* Exercise:
Lines containing the word "Stock" are to be located and copied.
━━━
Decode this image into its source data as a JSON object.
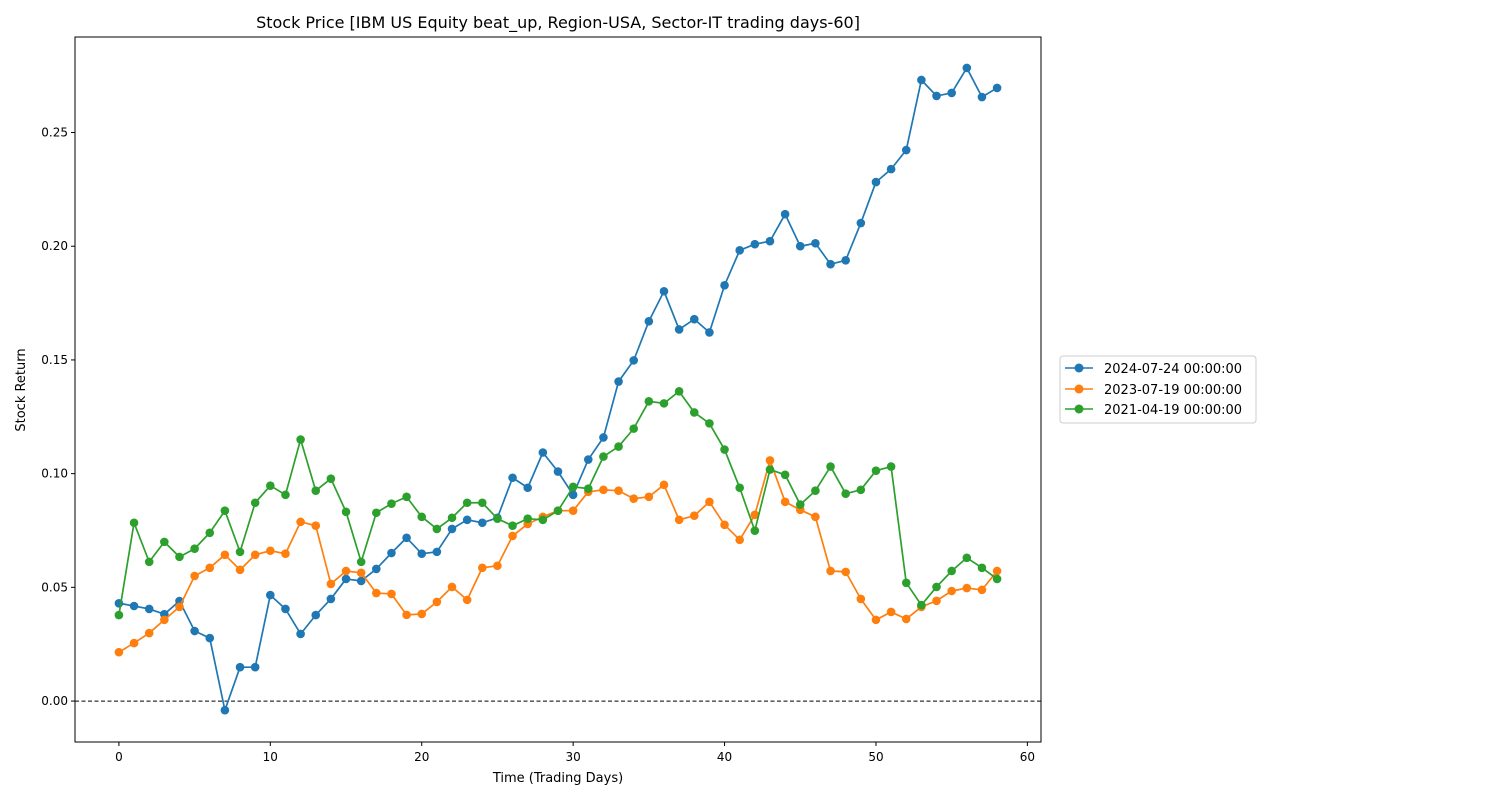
{
  "chart_data": {
    "type": "line",
    "title": "Stock Price [IBM US Equity beat_up, Region-USA, Sector-IT trading days-60]",
    "xlabel": "Time (Trading Days)",
    "ylabel": "Stock Return",
    "xlim": [
      -2.9,
      60.9
    ],
    "ylim": [
      -0.018,
      0.292
    ],
    "xticks": [
      0,
      10,
      20,
      30,
      40,
      50,
      60
    ],
    "yticks": [
      0.0,
      0.05,
      0.1,
      0.15,
      0.2,
      0.25
    ],
    "ytick_labels": [
      "0.00",
      "0.05",
      "0.10",
      "0.15",
      "0.20",
      "0.25"
    ],
    "hline": 0,
    "legend_position": "right",
    "series": [
      {
        "name": "2024-07-24 00:00:00",
        "color": "#1f77b4",
        "values": [
          0.043,
          0.0418,
          0.0405,
          0.0382,
          0.044,
          0.0308,
          0.0277,
          -0.004,
          0.0149,
          0.0149,
          0.0466,
          0.0405,
          0.0295,
          0.0378,
          0.0449,
          0.0537,
          0.0528,
          0.0581,
          0.0651,
          0.0718,
          0.0648,
          0.0656,
          0.0757,
          0.0797,
          0.0784,
          0.0806,
          0.0982,
          0.0938,
          0.1093,
          0.1009,
          0.0907,
          0.1062,
          0.1159,
          0.1405,
          0.1498,
          0.167,
          0.1802,
          0.1634,
          0.1679,
          0.1621,
          0.1828,
          0.1982,
          0.2009,
          0.2022,
          0.2141,
          0.2,
          0.2013,
          0.1921,
          0.1938,
          0.2102,
          0.2282,
          0.2339,
          0.2423,
          0.2731,
          0.2661,
          0.2674,
          0.2784,
          0.2656,
          0.2696
        ]
      },
      {
        "name": "2023-07-19 00:00:00",
        "color": "#ff7f0e",
        "values": [
          0.0215,
          0.0255,
          0.0299,
          0.0357,
          0.0414,
          0.055,
          0.0586,
          0.0643,
          0.0577,
          0.0643,
          0.0661,
          0.0648,
          0.0788,
          0.0771,
          0.0515,
          0.0572,
          0.0564,
          0.0475,
          0.0471,
          0.0379,
          0.0383,
          0.0436,
          0.0502,
          0.0445,
          0.0586,
          0.0595,
          0.0726,
          0.0779,
          0.081,
          0.0837,
          0.0837,
          0.092,
          0.0929,
          0.0925,
          0.089,
          0.0898,
          0.0951,
          0.0797,
          0.0815,
          0.0876,
          0.0775,
          0.0709,
          0.0819,
          0.1058,
          0.0876,
          0.0841,
          0.081,
          0.0572,
          0.0568,
          0.0449,
          0.0357,
          0.0392,
          0.0361,
          0.0414,
          0.0441,
          0.0484,
          0.0497,
          0.0489,
          0.0572
        ]
      },
      {
        "name": "2021-04-19 00:00:00",
        "color": "#2ca02c",
        "values": [
          0.0378,
          0.0784,
          0.0612,
          0.07,
          0.0634,
          0.067,
          0.074,
          0.0837,
          0.0656,
          0.0872,
          0.0947,
          0.0907,
          0.115,
          0.0925,
          0.0978,
          0.0832,
          0.0612,
          0.0828,
          0.0868,
          0.0898,
          0.081,
          0.0757,
          0.0806,
          0.0872,
          0.0872,
          0.0802,
          0.0771,
          0.0802,
          0.0797,
          0.0837,
          0.0942,
          0.0934,
          0.1075,
          0.1119,
          0.1198,
          0.1318,
          0.1309,
          0.1362,
          0.1269,
          0.1221,
          0.1106,
          0.0938,
          0.0749,
          0.1018,
          0.0995,
          0.0864,
          0.0925,
          0.1031,
          0.0912,
          0.0929,
          0.1013,
          0.1031,
          0.052,
          0.0422,
          0.0502,
          0.0572,
          0.063,
          0.0586,
          0.0537
        ]
      }
    ]
  }
}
━━━
* Task result:
    "title": "Stock Price [IBM US Equity beat_up, Region-USA, Sector-IT trading days-60]",
    "ylabel": "Stock Return",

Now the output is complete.